» What the task asks
Count up the lines in the following listing that hold the word "JSON", then give only that count.

» Supplied records
________________________

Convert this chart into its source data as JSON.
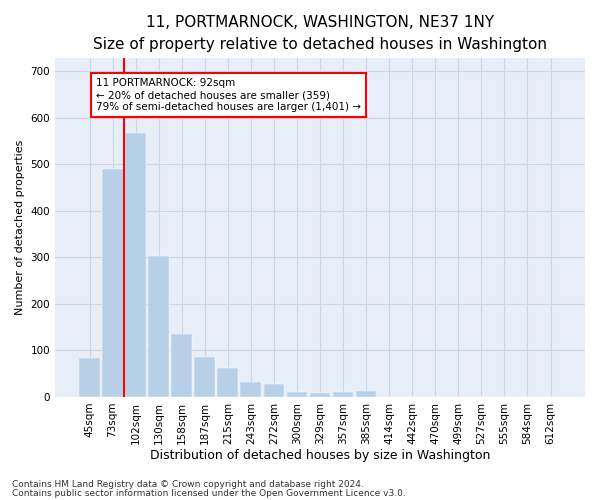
{
  "title": "11, PORTMARNOCK, WASHINGTON, NE37 1NY",
  "subtitle": "Size of property relative to detached houses in Washington",
  "xlabel": "Distribution of detached houses by size in Washington",
  "ylabel": "Number of detached properties",
  "bar_color": "#b8cfe8",
  "bar_edgecolor": "#b8cfe8",
  "annotation_box_text_line1": "11 PORTMARNOCK: 92sqm",
  "annotation_box_text_line2": "← 20% of detached houses are smaller (359)",
  "annotation_box_text_line3": "79% of semi-detached houses are larger (1,401) →",
  "categories": [
    "45sqm",
    "73sqm",
    "102sqm",
    "130sqm",
    "158sqm",
    "187sqm",
    "215sqm",
    "243sqm",
    "272sqm",
    "300sqm",
    "329sqm",
    "357sqm",
    "385sqm",
    "414sqm",
    "442sqm",
    "470sqm",
    "499sqm",
    "527sqm",
    "555sqm",
    "584sqm",
    "612sqm"
  ],
  "bar_values": [
    83,
    490,
    568,
    304,
    135,
    85,
    63,
    32,
    27,
    10,
    8,
    10,
    12,
    0,
    0,
    0,
    0,
    0,
    0,
    0,
    0
  ],
  "ylim": [
    0,
    730
  ],
  "yticks": [
    0,
    100,
    200,
    300,
    400,
    500,
    600,
    700
  ],
  "grid_color": "#ccd6e8",
  "background_color": "#e8eef8",
  "footer_line1": "Contains HM Land Registry data © Crown copyright and database right 2024.",
  "footer_line2": "Contains public sector information licensed under the Open Government Licence v3.0.",
  "title_fontsize": 11,
  "subtitle_fontsize": 9.5,
  "xlabel_fontsize": 9,
  "ylabel_fontsize": 8,
  "tick_fontsize": 7.5,
  "footer_fontsize": 6.5,
  "annot_fontsize": 7.5
}
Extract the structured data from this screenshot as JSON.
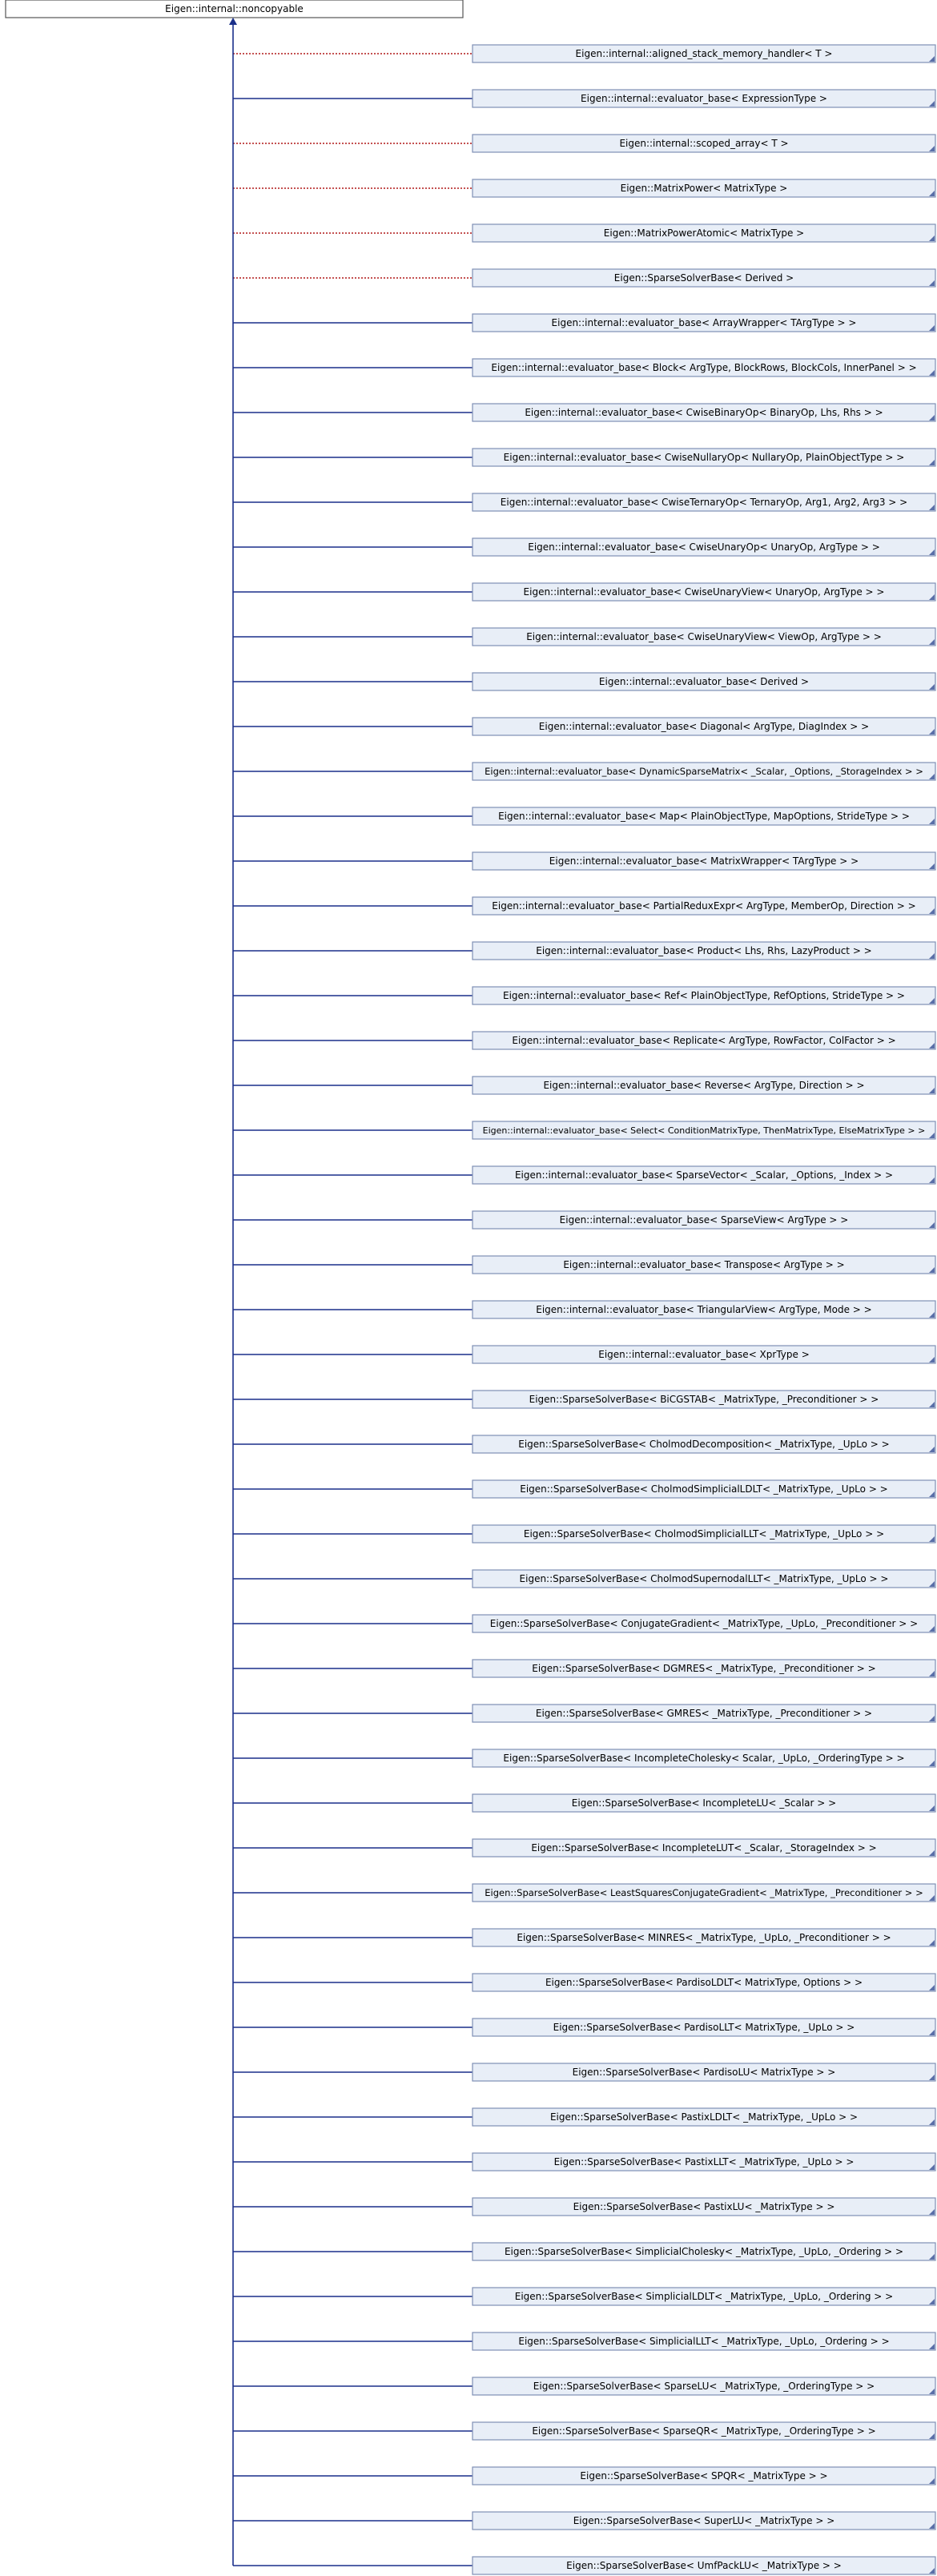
{
  "root": {
    "label": "Eigen::internal::noncopyable"
  },
  "colors": {
    "solid_edge": "#1a2f8a",
    "dotted_edge": "#b01818",
    "node_fill": "#e8eef7",
    "node_border": "#7f8fb5"
  },
  "nodes": [
    {
      "label": "Eigen::internal::aligned_stack_memory_handler< T >",
      "edge": "dotted"
    },
    {
      "label": "Eigen::internal::evaluator_base< ExpressionType >",
      "edge": "solid"
    },
    {
      "label": "Eigen::internal::scoped_array< T >",
      "edge": "dotted"
    },
    {
      "label": "Eigen::MatrixPower< MatrixType >",
      "edge": "dotted"
    },
    {
      "label": "Eigen::MatrixPowerAtomic< MatrixType >",
      "edge": "dotted"
    },
    {
      "label": "Eigen::SparseSolverBase< Derived >",
      "edge": "dotted"
    },
    {
      "label": "Eigen::internal::evaluator_base< ArrayWrapper< TArgType > >",
      "edge": "solid"
    },
    {
      "label": "Eigen::internal::evaluator_base< Block< ArgType, BlockRows, BlockCols, InnerPanel > >",
      "edge": "solid"
    },
    {
      "label": "Eigen::internal::evaluator_base< CwiseBinaryOp< BinaryOp, Lhs, Rhs > >",
      "edge": "solid"
    },
    {
      "label": "Eigen::internal::evaluator_base< CwiseNullaryOp< NullaryOp, PlainObjectType > >",
      "edge": "solid"
    },
    {
      "label": "Eigen::internal::evaluator_base< CwiseTernaryOp< TernaryOp, Arg1, Arg2, Arg3 > >",
      "edge": "solid"
    },
    {
      "label": "Eigen::internal::evaluator_base< CwiseUnaryOp< UnaryOp, ArgType > >",
      "edge": "solid"
    },
    {
      "label": "Eigen::internal::evaluator_base< CwiseUnaryView< UnaryOp, ArgType > >",
      "edge": "solid"
    },
    {
      "label": "Eigen::internal::evaluator_base< CwiseUnaryView< ViewOp, ArgType > >",
      "edge": "solid"
    },
    {
      "label": "Eigen::internal::evaluator_base< Derived >",
      "edge": "solid"
    },
    {
      "label": "Eigen::internal::evaluator_base< Diagonal< ArgType, DiagIndex > >",
      "edge": "solid"
    },
    {
      "label": "Eigen::internal::evaluator_base< DynamicSparseMatrix< _Scalar, _Options, _StorageIndex > >",
      "edge": "solid"
    },
    {
      "label": "Eigen::internal::evaluator_base< Map< PlainObjectType, MapOptions, StrideType > >",
      "edge": "solid"
    },
    {
      "label": "Eigen::internal::evaluator_base< MatrixWrapper< TArgType > >",
      "edge": "solid"
    },
    {
      "label": "Eigen::internal::evaluator_base< PartialReduxExpr< ArgType, MemberOp, Direction > >",
      "edge": "solid"
    },
    {
      "label": "Eigen::internal::evaluator_base< Product< Lhs, Rhs, LazyProduct > >",
      "edge": "solid"
    },
    {
      "label": "Eigen::internal::evaluator_base< Ref< PlainObjectType, RefOptions, StrideType > >",
      "edge": "solid"
    },
    {
      "label": "Eigen::internal::evaluator_base< Replicate< ArgType, RowFactor, ColFactor > >",
      "edge": "solid"
    },
    {
      "label": "Eigen::internal::evaluator_base< Reverse< ArgType, Direction > >",
      "edge": "solid"
    },
    {
      "label": "Eigen::internal::evaluator_base< Select< ConditionMatrixType, ThenMatrixType, ElseMatrixType > >",
      "edge": "solid"
    },
    {
      "label": "Eigen::internal::evaluator_base< SparseVector< _Scalar, _Options, _Index > >",
      "edge": "solid"
    },
    {
      "label": "Eigen::internal::evaluator_base< SparseView< ArgType > >",
      "edge": "solid"
    },
    {
      "label": "Eigen::internal::evaluator_base< Transpose< ArgType > >",
      "edge": "solid"
    },
    {
      "label": "Eigen::internal::evaluator_base< TriangularView< ArgType, Mode > >",
      "edge": "solid"
    },
    {
      "label": "Eigen::internal::evaluator_base< XprType >",
      "edge": "solid"
    },
    {
      "label": "Eigen::SparseSolverBase< BiCGSTAB< _MatrixType, _Preconditioner > >",
      "edge": "solid"
    },
    {
      "label": "Eigen::SparseSolverBase< CholmodDecomposition< _MatrixType, _UpLo > >",
      "edge": "solid"
    },
    {
      "label": "Eigen::SparseSolverBase< CholmodSimplicialLDLT< _MatrixType, _UpLo > >",
      "edge": "solid"
    },
    {
      "label": "Eigen::SparseSolverBase< CholmodSimplicialLLT< _MatrixType, _UpLo > >",
      "edge": "solid"
    },
    {
      "label": "Eigen::SparseSolverBase< CholmodSupernodalLLT< _MatrixType, _UpLo > >",
      "edge": "solid"
    },
    {
      "label": "Eigen::SparseSolverBase< ConjugateGradient< _MatrixType, _UpLo, _Preconditioner > >",
      "edge": "solid"
    },
    {
      "label": "Eigen::SparseSolverBase< DGMRES< _MatrixType, _Preconditioner > >",
      "edge": "solid"
    },
    {
      "label": "Eigen::SparseSolverBase< GMRES< _MatrixType, _Preconditioner > >",
      "edge": "solid"
    },
    {
      "label": "Eigen::SparseSolverBase< IncompleteCholesky< Scalar, _UpLo, _OrderingType > >",
      "edge": "solid"
    },
    {
      "label": "Eigen::SparseSolverBase< IncompleteLU< _Scalar > >",
      "edge": "solid"
    },
    {
      "label": "Eigen::SparseSolverBase< IncompleteLUT< _Scalar, _StorageIndex > >",
      "edge": "solid"
    },
    {
      "label": "Eigen::SparseSolverBase< LeastSquaresConjugateGradient< _MatrixType, _Preconditioner > >",
      "edge": "solid"
    },
    {
      "label": "Eigen::SparseSolverBase< MINRES< _MatrixType, _UpLo, _Preconditioner > >",
      "edge": "solid"
    },
    {
      "label": "Eigen::SparseSolverBase< PardisoLDLT< MatrixType, Options > >",
      "edge": "solid"
    },
    {
      "label": "Eigen::SparseSolverBase< PardisoLLT< MatrixType, _UpLo > >",
      "edge": "solid"
    },
    {
      "label": "Eigen::SparseSolverBase< PardisoLU< MatrixType > >",
      "edge": "solid"
    },
    {
      "label": "Eigen::SparseSolverBase< PastixLDLT< _MatrixType, _UpLo > >",
      "edge": "solid"
    },
    {
      "label": "Eigen::SparseSolverBase< PastixLLT< _MatrixType, _UpLo > >",
      "edge": "solid"
    },
    {
      "label": "Eigen::SparseSolverBase< PastixLU< _MatrixType > >",
      "edge": "solid"
    },
    {
      "label": "Eigen::SparseSolverBase< SimplicialCholesky< _MatrixType, _UpLo, _Ordering > >",
      "edge": "solid"
    },
    {
      "label": "Eigen::SparseSolverBase< SimplicialLDLT< _MatrixType, _UpLo, _Ordering > >",
      "edge": "solid"
    },
    {
      "label": "Eigen::SparseSolverBase< SimplicialLLT< _MatrixType, _UpLo, _Ordering > >",
      "edge": "solid"
    },
    {
      "label": "Eigen::SparseSolverBase< SparseLU< _MatrixType, _OrderingType > >",
      "edge": "solid"
    },
    {
      "label": "Eigen::SparseSolverBase< SparseQR< _MatrixType, _OrderingType > >",
      "edge": "solid"
    },
    {
      "label": "Eigen::SparseSolverBase< SPQR< _MatrixType > >",
      "edge": "solid"
    },
    {
      "label": "Eigen::SparseSolverBase< SuperLU< _MatrixType > >",
      "edge": "solid"
    },
    {
      "label": "Eigen::SparseSolverBase< UmfPackLU< _MatrixType > >",
      "edge": "solid"
    }
  ]
}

________________________

» Solution for this task
2